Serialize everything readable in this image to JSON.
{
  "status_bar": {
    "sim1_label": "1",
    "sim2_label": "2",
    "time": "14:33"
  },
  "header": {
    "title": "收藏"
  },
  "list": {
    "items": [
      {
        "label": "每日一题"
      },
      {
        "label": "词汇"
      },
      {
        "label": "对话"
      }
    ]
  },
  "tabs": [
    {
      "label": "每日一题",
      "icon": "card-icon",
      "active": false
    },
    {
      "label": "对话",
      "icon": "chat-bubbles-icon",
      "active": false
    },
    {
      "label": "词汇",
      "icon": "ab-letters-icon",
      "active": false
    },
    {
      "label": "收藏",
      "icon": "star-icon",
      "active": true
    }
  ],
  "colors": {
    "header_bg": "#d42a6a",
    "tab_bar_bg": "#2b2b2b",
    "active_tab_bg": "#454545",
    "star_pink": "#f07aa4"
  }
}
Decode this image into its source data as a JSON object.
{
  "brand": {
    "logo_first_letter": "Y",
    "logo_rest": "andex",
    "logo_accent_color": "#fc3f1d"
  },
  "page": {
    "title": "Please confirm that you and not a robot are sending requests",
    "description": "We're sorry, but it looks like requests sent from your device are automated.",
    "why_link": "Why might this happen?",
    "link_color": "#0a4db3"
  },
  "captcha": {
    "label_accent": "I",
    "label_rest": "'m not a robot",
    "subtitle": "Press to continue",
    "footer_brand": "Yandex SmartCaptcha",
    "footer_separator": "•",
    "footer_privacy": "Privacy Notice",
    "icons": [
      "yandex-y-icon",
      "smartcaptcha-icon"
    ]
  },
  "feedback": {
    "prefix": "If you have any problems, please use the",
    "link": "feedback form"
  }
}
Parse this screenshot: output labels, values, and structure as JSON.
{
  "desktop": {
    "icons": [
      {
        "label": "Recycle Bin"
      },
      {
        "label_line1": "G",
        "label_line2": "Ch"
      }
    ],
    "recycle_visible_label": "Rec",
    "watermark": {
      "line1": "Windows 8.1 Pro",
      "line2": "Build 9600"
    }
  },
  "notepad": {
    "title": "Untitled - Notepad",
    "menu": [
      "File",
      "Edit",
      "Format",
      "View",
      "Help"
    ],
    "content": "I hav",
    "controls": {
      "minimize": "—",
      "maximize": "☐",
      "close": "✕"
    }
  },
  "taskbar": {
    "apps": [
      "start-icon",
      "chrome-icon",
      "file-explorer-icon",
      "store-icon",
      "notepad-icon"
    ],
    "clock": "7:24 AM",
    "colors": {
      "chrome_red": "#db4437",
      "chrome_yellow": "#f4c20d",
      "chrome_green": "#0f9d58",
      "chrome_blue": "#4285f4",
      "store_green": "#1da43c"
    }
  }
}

-*-

Pull out all lines from the entries above that include the word "robot".

    "title": "Please confirm that you and not a robot are sending requests",
    "label_rest": "'m not a robot",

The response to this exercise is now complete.